▶ **DATA PROVIDED**:
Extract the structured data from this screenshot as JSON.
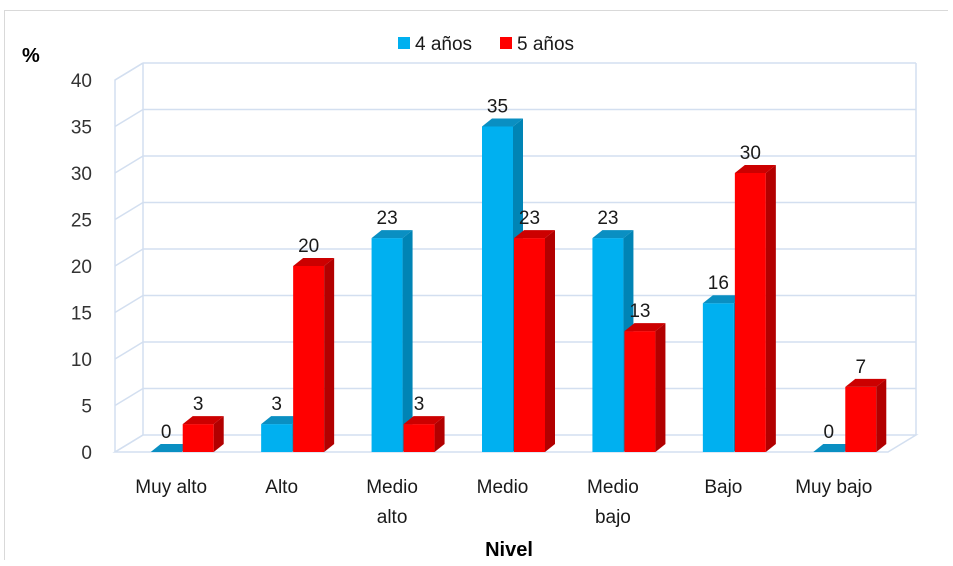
{
  "chart_data": {
    "type": "bar",
    "title": "",
    "xlabel": "Nivel",
    "ylabel": "%",
    "ylim": [
      0,
      40
    ],
    "yticks": [
      0,
      5,
      10,
      15,
      20,
      25,
      30,
      35,
      40
    ],
    "categories": [
      [
        "Muy alto"
      ],
      [
        "Alto"
      ],
      [
        "Medio",
        "alto"
      ],
      [
        "Medio"
      ],
      [
        "Medio",
        "bajo"
      ],
      [
        "Bajo"
      ],
      [
        "Muy bajo"
      ]
    ],
    "series": [
      {
        "name": "4 años",
        "values": [
          0,
          3,
          23,
          35,
          23,
          16,
          0
        ],
        "labels": [
          "0",
          "3",
          "23",
          "35",
          "23",
          "16",
          "0"
        ]
      },
      {
        "name": "5 años",
        "values": [
          3,
          20,
          3,
          23,
          13,
          30,
          7
        ],
        "labels": [
          "3",
          "20",
          "3",
          "23",
          "13",
          "30",
          "7"
        ]
      }
    ],
    "colors": {
      "series_front": [
        "#00b0f0",
        "#ff0000"
      ],
      "series_side": [
        "#0084b5",
        "#b20000"
      ],
      "series_top": [
        "#0a8fc2",
        "#cc0000"
      ],
      "grid": "#d3dff0",
      "floor": "#d3dff0"
    },
    "grid": true,
    "legend_position": "top"
  }
}
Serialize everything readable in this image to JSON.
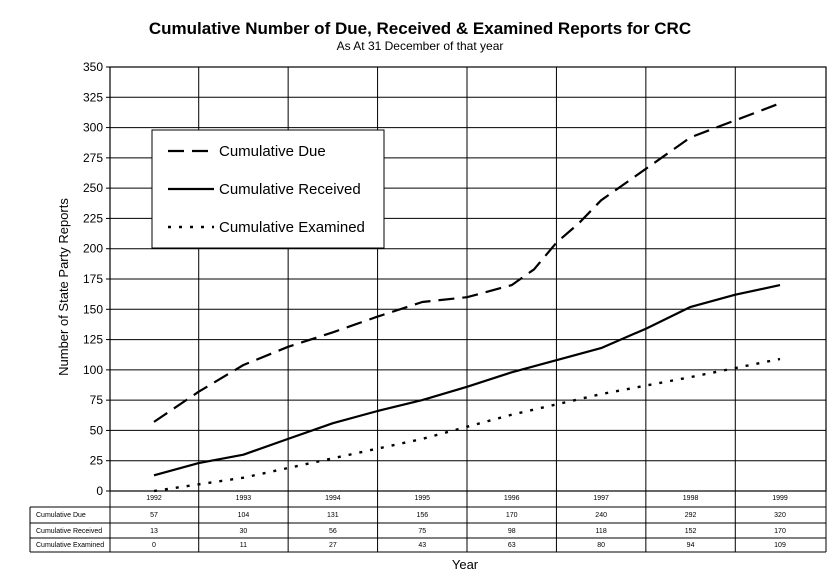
{
  "chart_data": {
    "type": "line",
    "title": "Cumulative Number of Due, Received & Examined Reports for CRC",
    "subtitle": "As At 31 December of that year",
    "xlabel": "Year",
    "ylabel": "Number of State Party Reports",
    "ylim": [
      0,
      350
    ],
    "yticks": [
      "0",
      "25",
      "50",
      "75",
      "100",
      "125",
      "150",
      "175",
      "200",
      "225",
      "250",
      "275",
      "300",
      "325",
      "350"
    ],
    "categories": [
      "1992",
      "1993",
      "1994",
      "1995",
      "1996",
      "1997",
      "1998",
      "1999"
    ],
    "grid": true,
    "legend_position": "top-left",
    "series": [
      {
        "name": "Cumulative Due",
        "style": "dashed",
        "table_values": [
          "57",
          "104",
          "131",
          "156",
          "170",
          "240",
          "292",
          "320"
        ],
        "x": [
          1992,
          1992.5,
          1993,
          1993.5,
          1994,
          1994.5,
          1995,
          1995.5,
          1996,
          1996.25,
          1996.5,
          1996.75,
          1997,
          1997.5,
          1998,
          1998.5,
          1999
        ],
        "y": [
          57,
          82,
          104,
          119,
          131,
          144,
          156,
          160,
          170,
          183,
          205,
          221,
          240,
          266,
          292,
          306,
          320
        ]
      },
      {
        "name": "Cumulative Received",
        "style": "solid",
        "table_values": [
          "13",
          "30",
          "56",
          "75",
          "98",
          "118",
          "152",
          "170"
        ],
        "x": [
          1992,
          1992.5,
          1993,
          1993.5,
          1994,
          1994.5,
          1995,
          1995.5,
          1996,
          1996.5,
          1997,
          1997.5,
          1998,
          1998.5,
          1999
        ],
        "y": [
          13,
          23,
          30,
          43,
          56,
          66,
          75,
          86,
          98,
          108,
          118,
          134,
          152,
          162,
          170
        ]
      },
      {
        "name": "Cumulative Examined",
        "style": "dotted",
        "table_values": [
          "0",
          "11",
          "27",
          "43",
          "63",
          "80",
          "94",
          "109"
        ],
        "x": [
          1992,
          1993,
          1994,
          1995,
          1996,
          1997,
          1998,
          1999
        ],
        "y": [
          0,
          11,
          27,
          43,
          63,
          80,
          94,
          109
        ]
      }
    ]
  }
}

▶ **TO BE DONE**: Write the listing above out again exactly, dropping each image.

▶ **RESPONSE BELOW**:
Extract the structured data from this screenshot as JSON.
{
  "chart_data": {
    "type": "bar",
    "title": "",
    "xlabel": "Nivel",
    "ylabel": "%",
    "ylim": [
      0,
      40
    ],
    "yticks": [
      0,
      5,
      10,
      15,
      20,
      25,
      30,
      35,
      40
    ],
    "categories": [
      [
        "Muy alto"
      ],
      [
        "Alto"
      ],
      [
        "Medio",
        "alto"
      ],
      [
        "Medio"
      ],
      [
        "Medio",
        "bajo"
      ],
      [
        "Bajo"
      ],
      [
        "Muy bajo"
      ]
    ],
    "series": [
      {
        "name": "4 años",
        "values": [
          0,
          3,
          23,
          35,
          23,
          16,
          0
        ],
        "labels": [
          "0",
          "3",
          "23",
          "35",
          "23",
          "16",
          "0"
        ]
      },
      {
        "name": "5 años",
        "values": [
          3,
          20,
          3,
          23,
          13,
          30,
          7
        ],
        "labels": [
          "3",
          "20",
          "3",
          "23",
          "13",
          "30",
          "7"
        ]
      }
    ],
    "colors": {
      "series_front": [
        "#00b0f0",
        "#ff0000"
      ],
      "series_side": [
        "#0084b5",
        "#b20000"
      ],
      "series_top": [
        "#0a8fc2",
        "#cc0000"
      ],
      "grid": "#d3dff0",
      "floor": "#d3dff0"
    },
    "grid": true,
    "legend_position": "top"
  }
}
Serialize everything readable in this image to JSON.
{
  "chart_data": {
    "type": "line",
    "title": "Cumulative Number of Due, Received & Examined Reports for CRC",
    "subtitle": "As At 31 December of that year",
    "xlabel": "Year",
    "ylabel": "Number of State Party Reports",
    "ylim": [
      0,
      350
    ],
    "yticks": [
      "0",
      "25",
      "50",
      "75",
      "100",
      "125",
      "150",
      "175",
      "200",
      "225",
      "250",
      "275",
      "300",
      "325",
      "350"
    ],
    "categories": [
      "1992",
      "1993",
      "1994",
      "1995",
      "1996",
      "1997",
      "1998",
      "1999"
    ],
    "grid": true,
    "legend_position": "top-left",
    "series": [
      {
        "name": "Cumulative Due",
        "style": "dashed",
        "table_values": [
          "57",
          "104",
          "131",
          "156",
          "170",
          "240",
          "292",
          "320"
        ],
        "x": [
          1992,
          1992.5,
          1993,
          1993.5,
          1994,
          1994.5,
          1995,
          1995.5,
          1996,
          1996.25,
          1996.5,
          1996.75,
          1997,
          1997.5,
          1998,
          1998.5,
          1999
        ],
        "y": [
          57,
          82,
          104,
          119,
          131,
          144,
          156,
          160,
          170,
          183,
          205,
          221,
          240,
          266,
          292,
          306,
          320
        ]
      },
      {
        "name": "Cumulative Received",
        "style": "solid",
        "table_values": [
          "13",
          "30",
          "56",
          "75",
          "98",
          "118",
          "152",
          "170"
        ],
        "x": [
          1992,
          1992.5,
          1993,
          1993.5,
          1994,
          1994.5,
          1995,
          1995.5,
          1996,
          1996.5,
          1997,
          1997.5,
          1998,
          1998.5,
          1999
        ],
        "y": [
          13,
          23,
          30,
          43,
          56,
          66,
          75,
          86,
          98,
          108,
          118,
          134,
          152,
          162,
          170
        ]
      },
      {
        "name": "Cumulative Examined",
        "style": "dotted",
        "table_values": [
          "0",
          "11",
          "27",
          "43",
          "63",
          "80",
          "94",
          "109"
        ],
        "x": [
          1992,
          1993,
          1994,
          1995,
          1996,
          1997,
          1998,
          1999
        ],
        "y": [
          0,
          11,
          27,
          43,
          63,
          80,
          94,
          109
        ]
      }
    ]
  }
}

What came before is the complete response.